**** SELECTED EXCERPT ****

Is a Revenue Management System useful going through the worst crisis the industry has ever faced?
It is a fair question to ask yourself right now. After all, the foundation of most RMSs use past trends and patterns of your demand, a more or less structured competitive set and a pricing and structure strategy. Realistically, after the year we’ve had, that approach doesn’t make sense anymore.
This year has forced us to throw our expectations out of the window, and we will not be able to use this year’s performance for 2021 onward. On top of that, it seems like it is even more difficult now to define who is part of your competitive set and who isn’t. With most of the hotels pricing down, you are now competing with hotels from your category but also those from “above”.
So what does that leave us with? Should every hotelier just get into this “race to the bottom” strategy and decrease prices to stimulate as much demand as possible? We all know that the damages that it will occur in the long term are way too big.
Luckily for us, we now have access to a level of science and technology that will help us going through these tough times. On the 11th of May 2020, the Boston Consulting Group published a really interesting article: Breaking Group on a New Era in Lodging. If you haven’t yet, I would highly recommend you to read it. They explain the impact of COVID-19 on our industry, compare it with other big crises that we’ve been through, and also, what Revenue Management should look like now.
"Shift to agile revenue management tactics. As the recovery of RevPAR lags, hoteliers must find ways to achieve gains in occupancy without eroding their average daily rate (ADR). Although stimulating demand can improve occupancy relatively rapidly, ADR gains in previous industry crises have been much more gradual. Compounding this challenge for revenue management functions during the Fight phase is the fact that a number of typical reference points—including historical booking patterns, KPIs, and trends—will no longer be relevant.
Just as leadership teams staffed up liquidity war rooms during the Flatten phase, they should build revenue war rooms for the Fight phase. These teams should focus on several key priorities to help companies prepare for the rebound: applying best-in-class data science to forecast volatile demand, deriving new price elasticities that reflect post-COVID market conditions, recalibrating revenue management systems instead of ignoring outputs, resetting promotions for a new segment mix, and setting up processes to ensure a rapid response. Setting up revenue management teams to adopt an agile, test-and-learn approach can help companies effectively identify and capitalize on early trends from recovering pockets of demand.”
For us, at Pace, we have always followed this vision of science first. Our approach has been to hire industry-leading data scientists and researchers and set up a framework where our algorithms are constantly evaluating their work for quantifiable improvements to our customers’ revenue.
Our pricing engine generates forecasts of what your demand will look like by room type for the next 365 nights. The objective is to understand how much your potential guests will be willing to pay and at what lead-time they will book. As a result, we identify all potential booking curves, and with that information build a pricing strategy that optimizes for RevPAR.
In order, to be accurate as possible, our algorithms refresh every hour which means that the real-time data that we receive from your PMS have a big impact on our price recommendations. This allows you to be extremely agile and detect every small new pattern in your demand.
We recently interviewed one of our customers in Switzerland to understand how Pace pricing was working for him during this critical time and more importantly if he trusted us.

****

• YOUR INSTRUCTIONS:
Rewrite everything in the revenue management article from "In order, to" down to "in your demand.", with "every hour" changed to "every fifteen minutes".

**** EXCERPTED RECORDS ****

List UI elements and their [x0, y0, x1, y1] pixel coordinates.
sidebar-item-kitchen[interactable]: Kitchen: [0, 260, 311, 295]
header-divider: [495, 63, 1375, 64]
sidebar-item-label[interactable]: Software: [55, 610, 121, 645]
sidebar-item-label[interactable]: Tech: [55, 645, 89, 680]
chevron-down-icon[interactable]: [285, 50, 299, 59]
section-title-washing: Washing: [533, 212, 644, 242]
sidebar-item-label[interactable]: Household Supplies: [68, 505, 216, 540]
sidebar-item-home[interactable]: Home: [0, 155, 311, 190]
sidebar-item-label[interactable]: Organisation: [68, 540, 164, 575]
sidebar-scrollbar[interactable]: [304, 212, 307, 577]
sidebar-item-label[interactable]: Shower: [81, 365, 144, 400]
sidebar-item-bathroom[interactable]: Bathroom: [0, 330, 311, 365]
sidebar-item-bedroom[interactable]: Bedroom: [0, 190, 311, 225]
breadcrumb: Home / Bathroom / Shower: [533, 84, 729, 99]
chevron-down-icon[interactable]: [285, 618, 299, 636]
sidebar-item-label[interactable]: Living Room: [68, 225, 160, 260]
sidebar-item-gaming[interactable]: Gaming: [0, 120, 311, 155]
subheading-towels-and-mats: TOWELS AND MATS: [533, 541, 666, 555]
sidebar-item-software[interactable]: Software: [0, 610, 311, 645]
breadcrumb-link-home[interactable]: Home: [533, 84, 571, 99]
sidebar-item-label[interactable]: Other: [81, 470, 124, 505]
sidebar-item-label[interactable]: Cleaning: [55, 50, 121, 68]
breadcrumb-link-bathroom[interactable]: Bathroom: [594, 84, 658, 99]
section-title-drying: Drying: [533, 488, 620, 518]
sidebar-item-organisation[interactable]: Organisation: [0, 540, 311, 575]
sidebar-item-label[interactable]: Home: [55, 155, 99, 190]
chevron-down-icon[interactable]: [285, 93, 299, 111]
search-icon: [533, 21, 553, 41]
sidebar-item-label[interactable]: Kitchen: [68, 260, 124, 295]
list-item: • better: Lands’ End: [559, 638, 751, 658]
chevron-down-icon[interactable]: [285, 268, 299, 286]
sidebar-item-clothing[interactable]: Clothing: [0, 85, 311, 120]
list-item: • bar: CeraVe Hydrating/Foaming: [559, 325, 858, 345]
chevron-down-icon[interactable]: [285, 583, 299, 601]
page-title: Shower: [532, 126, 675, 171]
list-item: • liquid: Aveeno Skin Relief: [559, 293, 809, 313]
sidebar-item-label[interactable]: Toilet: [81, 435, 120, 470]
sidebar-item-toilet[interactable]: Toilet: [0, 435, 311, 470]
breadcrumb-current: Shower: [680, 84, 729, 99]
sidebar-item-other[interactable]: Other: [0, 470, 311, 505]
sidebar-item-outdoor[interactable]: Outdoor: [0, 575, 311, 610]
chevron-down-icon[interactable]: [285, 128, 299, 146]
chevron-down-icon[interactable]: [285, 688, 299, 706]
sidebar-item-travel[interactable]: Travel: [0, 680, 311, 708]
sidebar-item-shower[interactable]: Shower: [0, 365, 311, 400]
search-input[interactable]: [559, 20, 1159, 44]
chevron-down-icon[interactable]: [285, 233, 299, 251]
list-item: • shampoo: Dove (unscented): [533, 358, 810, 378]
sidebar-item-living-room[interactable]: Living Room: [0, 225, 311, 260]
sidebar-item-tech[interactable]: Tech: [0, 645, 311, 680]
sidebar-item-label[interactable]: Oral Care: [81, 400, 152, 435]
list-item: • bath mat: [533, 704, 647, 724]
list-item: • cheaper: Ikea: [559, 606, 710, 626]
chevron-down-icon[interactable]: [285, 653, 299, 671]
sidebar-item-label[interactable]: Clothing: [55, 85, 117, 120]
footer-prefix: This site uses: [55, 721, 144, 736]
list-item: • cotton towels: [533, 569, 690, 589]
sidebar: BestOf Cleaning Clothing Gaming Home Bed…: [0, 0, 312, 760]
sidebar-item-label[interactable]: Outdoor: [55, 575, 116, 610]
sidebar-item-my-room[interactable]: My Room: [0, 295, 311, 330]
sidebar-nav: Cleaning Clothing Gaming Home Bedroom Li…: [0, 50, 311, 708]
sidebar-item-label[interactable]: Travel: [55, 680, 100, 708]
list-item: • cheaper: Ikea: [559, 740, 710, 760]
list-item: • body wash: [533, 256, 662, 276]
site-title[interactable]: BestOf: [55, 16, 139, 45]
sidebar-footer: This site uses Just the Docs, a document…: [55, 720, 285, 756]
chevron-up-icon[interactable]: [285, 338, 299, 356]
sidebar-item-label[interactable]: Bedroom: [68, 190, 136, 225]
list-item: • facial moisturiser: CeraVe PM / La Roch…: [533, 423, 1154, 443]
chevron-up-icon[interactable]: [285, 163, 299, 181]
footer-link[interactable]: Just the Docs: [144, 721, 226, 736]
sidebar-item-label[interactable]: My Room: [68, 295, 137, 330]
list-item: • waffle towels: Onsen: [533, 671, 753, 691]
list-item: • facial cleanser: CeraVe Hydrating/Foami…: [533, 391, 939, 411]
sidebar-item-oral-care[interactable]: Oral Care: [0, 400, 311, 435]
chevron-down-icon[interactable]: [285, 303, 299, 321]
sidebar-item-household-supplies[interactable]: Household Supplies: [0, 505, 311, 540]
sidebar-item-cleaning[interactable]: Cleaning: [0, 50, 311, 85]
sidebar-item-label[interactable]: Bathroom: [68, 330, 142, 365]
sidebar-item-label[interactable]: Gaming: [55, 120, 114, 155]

****

• ANSWER TO THE EXERCISE:
In order, to be accurate as possible, our algorithms refresh every fifteen minutes which means that the real-time data that we receive from your PMS have a big impact on our price recommendations. This allows you to be extremely agile and detect every small new pattern in your demand.